<<<<
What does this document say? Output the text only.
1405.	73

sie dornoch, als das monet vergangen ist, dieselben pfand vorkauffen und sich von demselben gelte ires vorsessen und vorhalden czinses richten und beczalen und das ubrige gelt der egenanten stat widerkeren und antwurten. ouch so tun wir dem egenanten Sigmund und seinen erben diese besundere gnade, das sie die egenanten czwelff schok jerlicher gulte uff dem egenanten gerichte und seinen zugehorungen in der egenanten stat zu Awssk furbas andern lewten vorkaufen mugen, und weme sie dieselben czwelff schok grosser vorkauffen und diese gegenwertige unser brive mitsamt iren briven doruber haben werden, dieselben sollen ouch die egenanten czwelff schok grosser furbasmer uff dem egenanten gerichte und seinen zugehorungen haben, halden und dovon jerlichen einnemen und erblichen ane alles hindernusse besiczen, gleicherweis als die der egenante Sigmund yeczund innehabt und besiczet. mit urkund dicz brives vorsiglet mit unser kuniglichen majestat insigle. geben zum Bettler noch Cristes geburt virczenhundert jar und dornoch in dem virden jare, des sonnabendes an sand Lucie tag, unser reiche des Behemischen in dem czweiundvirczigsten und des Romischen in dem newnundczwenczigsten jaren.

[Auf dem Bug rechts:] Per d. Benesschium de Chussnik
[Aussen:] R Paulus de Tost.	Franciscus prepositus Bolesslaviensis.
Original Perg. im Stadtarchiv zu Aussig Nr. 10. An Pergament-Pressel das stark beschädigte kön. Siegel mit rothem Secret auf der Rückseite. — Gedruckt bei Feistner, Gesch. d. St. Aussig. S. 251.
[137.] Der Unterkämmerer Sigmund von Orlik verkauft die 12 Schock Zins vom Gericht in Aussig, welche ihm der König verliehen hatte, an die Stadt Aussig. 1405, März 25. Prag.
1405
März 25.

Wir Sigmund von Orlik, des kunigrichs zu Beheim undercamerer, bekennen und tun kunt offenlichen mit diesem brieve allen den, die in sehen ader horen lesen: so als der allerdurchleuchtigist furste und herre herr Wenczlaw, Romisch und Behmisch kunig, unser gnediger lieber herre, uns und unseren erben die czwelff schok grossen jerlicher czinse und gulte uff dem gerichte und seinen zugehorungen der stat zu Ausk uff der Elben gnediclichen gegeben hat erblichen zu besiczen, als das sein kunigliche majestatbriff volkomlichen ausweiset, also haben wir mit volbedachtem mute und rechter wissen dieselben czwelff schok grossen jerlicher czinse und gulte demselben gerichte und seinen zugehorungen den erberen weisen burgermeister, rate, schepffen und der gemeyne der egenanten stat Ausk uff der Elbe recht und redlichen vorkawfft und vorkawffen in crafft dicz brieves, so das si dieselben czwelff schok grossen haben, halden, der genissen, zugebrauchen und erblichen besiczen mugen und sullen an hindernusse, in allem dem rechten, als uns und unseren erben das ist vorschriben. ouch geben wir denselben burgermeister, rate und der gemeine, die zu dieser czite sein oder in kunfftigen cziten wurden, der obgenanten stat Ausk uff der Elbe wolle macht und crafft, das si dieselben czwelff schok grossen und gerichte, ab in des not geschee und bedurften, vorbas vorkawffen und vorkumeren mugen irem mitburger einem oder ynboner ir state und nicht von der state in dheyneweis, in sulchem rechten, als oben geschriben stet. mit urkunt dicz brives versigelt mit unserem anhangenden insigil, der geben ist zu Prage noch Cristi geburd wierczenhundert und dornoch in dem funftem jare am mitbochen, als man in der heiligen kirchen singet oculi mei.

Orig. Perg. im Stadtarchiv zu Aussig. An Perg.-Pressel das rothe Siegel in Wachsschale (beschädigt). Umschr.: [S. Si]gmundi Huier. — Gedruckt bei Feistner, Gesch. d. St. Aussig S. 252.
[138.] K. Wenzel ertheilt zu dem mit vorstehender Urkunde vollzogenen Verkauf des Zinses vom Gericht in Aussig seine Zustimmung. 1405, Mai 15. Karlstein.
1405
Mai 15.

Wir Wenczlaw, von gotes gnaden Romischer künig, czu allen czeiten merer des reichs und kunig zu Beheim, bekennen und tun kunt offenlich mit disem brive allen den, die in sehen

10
>>>>
GIVEN INSTRUCTION: Repeat each record exactly, leaving nothing out.

SOLUTION TO THIS EXERCISE:
What does this document say? Output the text only.
1405.	73

sie dornoch, als das monet vergangen ist, dieselben pfand vorkauffen und sich von demselben gelte ires vorsessen und vorhalden czinses richten und beczalen und das ubrige gelt der egenanten stat widerkeren und antwurten. ouch so tun wir dem egenanten Sigmund und seinen erben diese besundere gnade, das sie die egenanten czwelff schok jerlicher gulte uff dem egenanten gerichte und seinen zugehorungen in der egenanten stat zu Awssk furbas andern lewten vorkaufen mugen, und weme sie dieselben czwelff schok grosser vorkauffen und diese gegenwertige unser brive mitsamt iren briven doruber haben werden, dieselben sollen ouch die egenanten czwelff schok grosser furbasmer uff dem egenanten gerichte und seinen zugehorungen haben, halden und dovon jerlichen einnemen und erblichen ane alles hindernusse besiczen, gleicherweis als die der egenante Sigmund yeczund innehabt und besiczet. mit urkund dicz brives vorsiglet mit unser kuniglichen majestat insigle. geben zum Bettler noch Cristes geburt virczenhundert jar und dornoch in dem virden jare, des sonnabendes an sand Lucie tag, unser reiche des Behemischen in dem czweiundvirczigsten und des Romischen in dem newnundczwenczigsten jaren.

[Auf dem Bug rechts:] Per d. Benesschium de Chussnik
[Aussen:] R Paulus de Tost.	Franciscus prepositus Bolesslaviensis.
Original Perg. im Stadtarchiv zu Aussig Nr. 10. An Pergament-Pressel das stark beschädigte kön. Siegel mit rothem Secret auf der Rückseite. — Gedruckt bei Feistner, Gesch. d. St. Aussig. S. 251.
[137.] Der Unterkämmerer Sigmund von Orlik verkauft die 12 Schock Zins vom Gericht in Aussig, welche ihm der König verliehen hatte, an die Stadt Aussig. 1405, März 25. Prag.
1405
März 25.

Wir Sigmund von Orlik, des kunigrichs zu Beheim undercamerer, bekennen und tun kunt offenlichen mit diesem brieve allen den, die in sehen ader horen lesen: so als der allerdurchleuchtigist furste und herre herr Wenczlaw, Romisch und Behmisch kunig, unser gnediger lieber herre, uns und unseren erben die czwelff schok grossen jerlicher czinse und gulte uff dem gerichte und seinen zugehorungen der stat zu Ausk uff der Elben gnediclichen gegeben hat erblichen zu besiczen, als das sein kunigliche majestatbriff volkomlichen ausweiset, also haben wir mit volbedachtem mute und rechter wissen dieselben czwelff schok grossen jerlicher czinse und gulte demselben gerichte und seinen zugehorungen den erberen weisen burgermeister, rate, schepffen und der gemeyne der egenanten stat Ausk uff der Elbe recht und redlichen vorkawfft und vorkawffen in crafft dicz brieves, so das si dieselben czwelff schok grossen haben, halden, der genissen, zugebrauchen und erblichen besiczen mugen und sullen an hindernusse, in allem dem rechten, als uns und unseren erben das ist vorschriben. ouch geben wir denselben burgermeister, rate und der gemeine, die zu dieser czite sein oder in kunfftigen cziten wurden, der obgenanten stat Ausk uff der Elbe wolle macht und crafft, das si dieselben czwelff schok grossen und gerichte, ab in des not geschee und bedurften, vorbas vorkawffen und vorkumeren mugen irem mitburger einem oder ynboner ir state und nicht von der state in dheyneweis, in sulchem rechten, als oben geschriben stet. mit urkunt dicz brives versigelt mit unserem anhangenden insigil, der geben ist zu Prage noch Cristi geburd wierczenhundert und dornoch in dem funftem jare am mitbochen, als man in der heiligen kirchen singet oculi mei.

Orig. Perg. im Stadtarchiv zu Aussig. An Perg.-Pressel das rothe Siegel in Wachsschale (beschädigt). Umschr.: [S. Si]gmundi Huier. — Gedruckt bei Feistner, Gesch. d. St. Aussig S. 252.
[138.] K. Wenzel ertheilt zu dem mit vorstehender Urkunde vollzogenen Verkauf des Zinses vom Gericht in Aussig seine Zustimmung. 1405, Mai 15. Karlstein.
1405
Mai 15.

Wir Wenczlaw, von gotes gnaden Romischer künig, czu allen czeiten merer des reichs und kunig zu Beheim, bekennen und tun kunt offenlich mit disem brive allen den, die in sehen

10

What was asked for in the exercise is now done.